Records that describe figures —
======
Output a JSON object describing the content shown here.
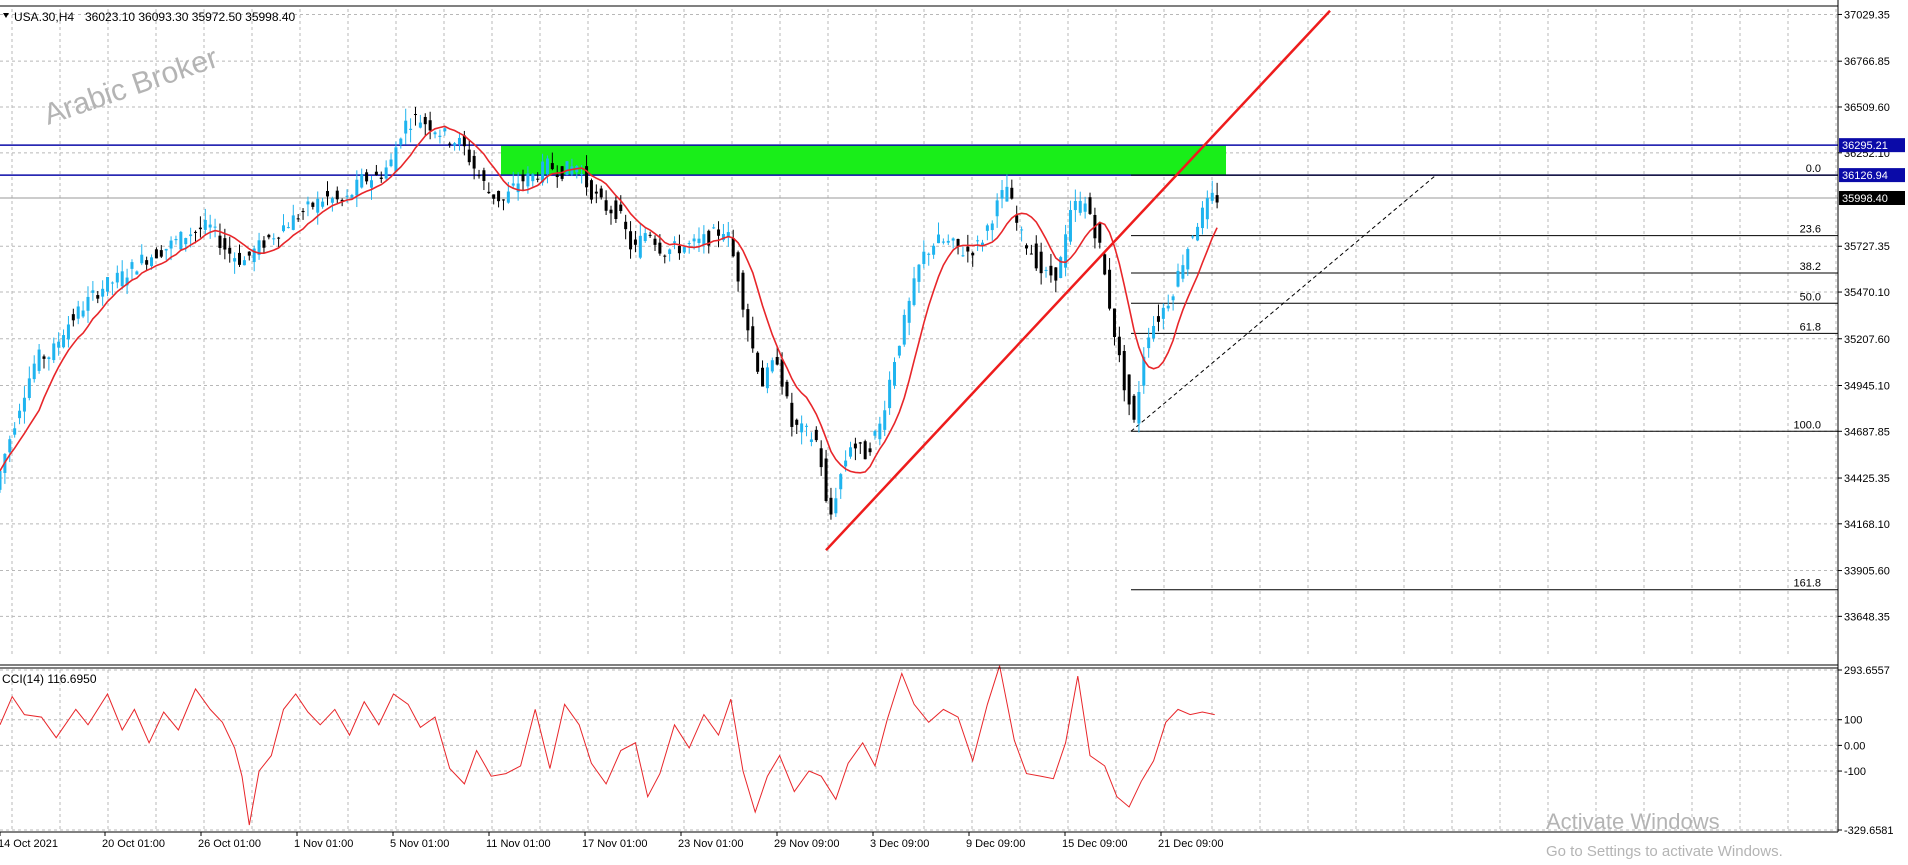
{
  "header": {
    "symbol": "USA.30,H4",
    "ohlc": "36023.10 36093.30 35972.50 35998.40"
  },
  "watermark": "Arabic Broker",
  "activate": {
    "line1": "Activate Windows",
    "line2": "Go to Settings to activate Windows."
  },
  "colors": {
    "bull": "#1fb4ef",
    "bear": "#000000",
    "ma": "#e8262a",
    "trend": "#ee1c1c",
    "zone": "#19ee19",
    "hline": "#0a0aa8",
    "grid": "#b8b8b8",
    "cci": "#e8262a"
  },
  "chart_data": [
    {
      "type": "candlestick",
      "symbol": "USA.30",
      "timeframe": "H4",
      "ylim": [
        33420,
        37060
      ],
      "y_ticks": [
        37029.35,
        36766.85,
        36509.6,
        36252.1,
        35727.35,
        35470.1,
        35207.6,
        34945.1,
        34687.85,
        34425.35,
        34168.1,
        33905.6,
        33648.35
      ],
      "x_labels": [
        "14 Oct 2021",
        "20 Oct 01:00",
        "26 Oct 01:00",
        "1 Nov 01:00",
        "5 Nov 01:00",
        "11 Nov 01:00",
        "17 Nov 01:00",
        "23 Nov 01:00",
        "29 Nov 09:00",
        "3 Dec 09:00",
        "9 Dec 09:00",
        "15 Dec 09:00",
        "21 Dec 09:00"
      ],
      "price_path": [
        [
          0,
          34360
        ],
        [
          8,
          34560
        ],
        [
          22,
          34880
        ],
        [
          34,
          35100
        ],
        [
          46,
          35120
        ],
        [
          58,
          35280
        ],
        [
          72,
          35390
        ],
        [
          86,
          35490
        ],
        [
          104,
          35560
        ],
        [
          120,
          35650
        ],
        [
          140,
          35720
        ],
        [
          158,
          35800
        ],
        [
          175,
          35840
        ],
        [
          190,
          35700
        ],
        [
          203,
          35640
        ],
        [
          212,
          35700
        ],
        [
          222,
          35760
        ],
        [
          236,
          35840
        ],
        [
          254,
          35930
        ],
        [
          270,
          36000
        ],
        [
          286,
          35970
        ],
        [
          300,
          36100
        ],
        [
          314,
          36120
        ],
        [
          324,
          36200
        ],
        [
          334,
          36410
        ],
        [
          345,
          36450
        ],
        [
          356,
          36410
        ],
        [
          368,
          36350
        ],
        [
          382,
          36300
        ],
        [
          392,
          36170
        ],
        [
          404,
          36030
        ],
        [
          416,
          35980
        ],
        [
          428,
          36090
        ],
        [
          440,
          36120
        ],
        [
          452,
          36180
        ],
        [
          464,
          36150
        ],
        [
          476,
          36180
        ],
        [
          486,
          36050
        ],
        [
          498,
          35950
        ],
        [
          510,
          35920
        ],
        [
          522,
          35690
        ],
        [
          534,
          35830
        ],
        [
          546,
          35700
        ],
        [
          560,
          35720
        ],
        [
          574,
          35740
        ],
        [
          588,
          35790
        ],
        [
          598,
          35830
        ],
        [
          608,
          35560
        ],
        [
          618,
          35200
        ],
        [
          628,
          34960
        ],
        [
          640,
          35100
        ],
        [
          652,
          34720
        ],
        [
          664,
          34680
        ],
        [
          674,
          34620
        ],
        [
          682,
          34160
        ],
        [
          690,
          34400
        ],
        [
          700,
          34620
        ],
        [
          712,
          34560
        ],
        [
          724,
          34720
        ],
        [
          736,
          35100
        ],
        [
          748,
          35400
        ],
        [
          758,
          35660
        ],
        [
          770,
          35760
        ],
        [
          782,
          35740
        ],
        [
          794,
          35690
        ],
        [
          806,
          35740
        ],
        [
          818,
          35930
        ],
        [
          828,
          36060
        ],
        [
          838,
          35800
        ],
        [
          848,
          35700
        ],
        [
          858,
          35560
        ],
        [
          870,
          35580
        ],
        [
          882,
          35960
        ],
        [
          894,
          35960
        ],
        [
          904,
          35720
        ],
        [
          912,
          35400
        ],
        [
          922,
          35010
        ],
        [
          932,
          34730
        ],
        [
          942,
          35230
        ],
        [
          952,
          35330
        ],
        [
          962,
          35450
        ],
        [
          972,
          35650
        ],
        [
          982,
          35840
        ],
        [
          992,
          35960
        ],
        [
          996,
          35998
        ]
      ],
      "candle_count": 250,
      "series": [
        {
          "type": "line",
          "name": "moving average",
          "smoothing": 8
        },
        {
          "type": "line",
          "trendline": true,
          "from": [
            "29 Nov 09:00",
            34020
          ],
          "to": [
            "beyond 21 Dec",
            37050
          ]
        }
      ],
      "horizontal_lines": [
        {
          "price": 36295.21,
          "label": "36295.21"
        },
        {
          "price": 36126.94,
          "label": "36126.94"
        }
      ],
      "current_price": 35998.4,
      "supply_zone": {
        "from": 36126.94,
        "to": 36295.21
      },
      "fibonacci": {
        "anchor_high": 36126.94,
        "anchor_low": 34687.85,
        "levels": [
          {
            "label": "0.0",
            "price": 36126.94
          },
          {
            "label": "23.6",
            "price": 35787
          },
          {
            "label": "38.2",
            "price": 35577
          },
          {
            "label": "50.0",
            "price": 35407
          },
          {
            "label": "61.8",
            "price": 35238
          },
          {
            "label": "100.0",
            "price": 34687.85
          },
          {
            "label": "161.8",
            "price": 33798
          }
        ]
      }
    },
    {
      "type": "line",
      "title": "CCI(14) 116.6950",
      "ylim": [
        -329.6581,
        293.6557
      ],
      "y_ticks": [
        293.6557,
        100,
        0.0,
        -100,
        -329.6581
      ],
      "y_tick_labels": [
        "293.6557",
        "100",
        "0.00",
        "-100",
        "-329.6581"
      ],
      "cci_path": [
        [
          0,
          80
        ],
        [
          10,
          190
        ],
        [
          20,
          120
        ],
        [
          34,
          110
        ],
        [
          46,
          30
        ],
        [
          62,
          140
        ],
        [
          72,
          80
        ],
        [
          88,
          200
        ],
        [
          100,
          60
        ],
        [
          110,
          140
        ],
        [
          122,
          10
        ],
        [
          134,
          130
        ],
        [
          146,
          60
        ],
        [
          160,
          220
        ],
        [
          172,
          140
        ],
        [
          182,
          90
        ],
        [
          192,
          -10
        ],
        [
          198,
          -120
        ],
        [
          204,
          -310
        ],
        [
          212,
          -100
        ],
        [
          222,
          -40
        ],
        [
          232,
          140
        ],
        [
          242,
          200
        ],
        [
          252,
          130
        ],
        [
          262,
          80
        ],
        [
          274,
          140
        ],
        [
          286,
          40
        ],
        [
          298,
          170
        ],
        [
          310,
          80
        ],
        [
          322,
          200
        ],
        [
          334,
          160
        ],
        [
          344,
          70
        ],
        [
          356,
          110
        ],
        [
          368,
          -90
        ],
        [
          380,
          -150
        ],
        [
          390,
          -20
        ],
        [
          402,
          -120
        ],
        [
          414,
          -110
        ],
        [
          426,
          -80
        ],
        [
          438,
          140
        ],
        [
          450,
          -90
        ],
        [
          462,
          160
        ],
        [
          474,
          80
        ],
        [
          484,
          -70
        ],
        [
          496,
          -150
        ],
        [
          508,
          -20
        ],
        [
          520,
          10
        ],
        [
          530,
          -200
        ],
        [
          540,
          -110
        ],
        [
          552,
          80
        ],
        [
          564,
          -10
        ],
        [
          576,
          120
        ],
        [
          588,
          40
        ],
        [
          598,
          180
        ],
        [
          608,
          -100
        ],
        [
          618,
          -260
        ],
        [
          628,
          -120
        ],
        [
          638,
          -40
        ],
        [
          650,
          -180
        ],
        [
          662,
          -100
        ],
        [
          672,
          -120
        ],
        [
          684,
          -210
        ],
        [
          694,
          -70
        ],
        [
          706,
          10
        ],
        [
          716,
          -80
        ],
        [
          726,
          100
        ],
        [
          738,
          280
        ],
        [
          748,
          160
        ],
        [
          760,
          90
        ],
        [
          772,
          140
        ],
        [
          784,
          110
        ],
        [
          796,
          -60
        ],
        [
          808,
          160
        ],
        [
          818,
          310
        ],
        [
          830,
          20
        ],
        [
          840,
          -110
        ],
        [
          852,
          -120
        ],
        [
          862,
          -130
        ],
        [
          872,
          10
        ],
        [
          882,
          270
        ],
        [
          892,
          -40
        ],
        [
          904,
          -80
        ],
        [
          914,
          -200
        ],
        [
          924,
          -240
        ],
        [
          934,
          -140
        ],
        [
          944,
          -60
        ],
        [
          954,
          90
        ],
        [
          964,
          140
        ],
        [
          974,
          120
        ],
        [
          984,
          130
        ],
        [
          994,
          120
        ]
      ],
      "series": [
        {
          "name": "CCI(14)",
          "values_from": "cci_path"
        }
      ]
    }
  ]
}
======
Stated task — The required answer is a single number: the count of lines in the entries that hold the string "Windows".

Finished exercise — 2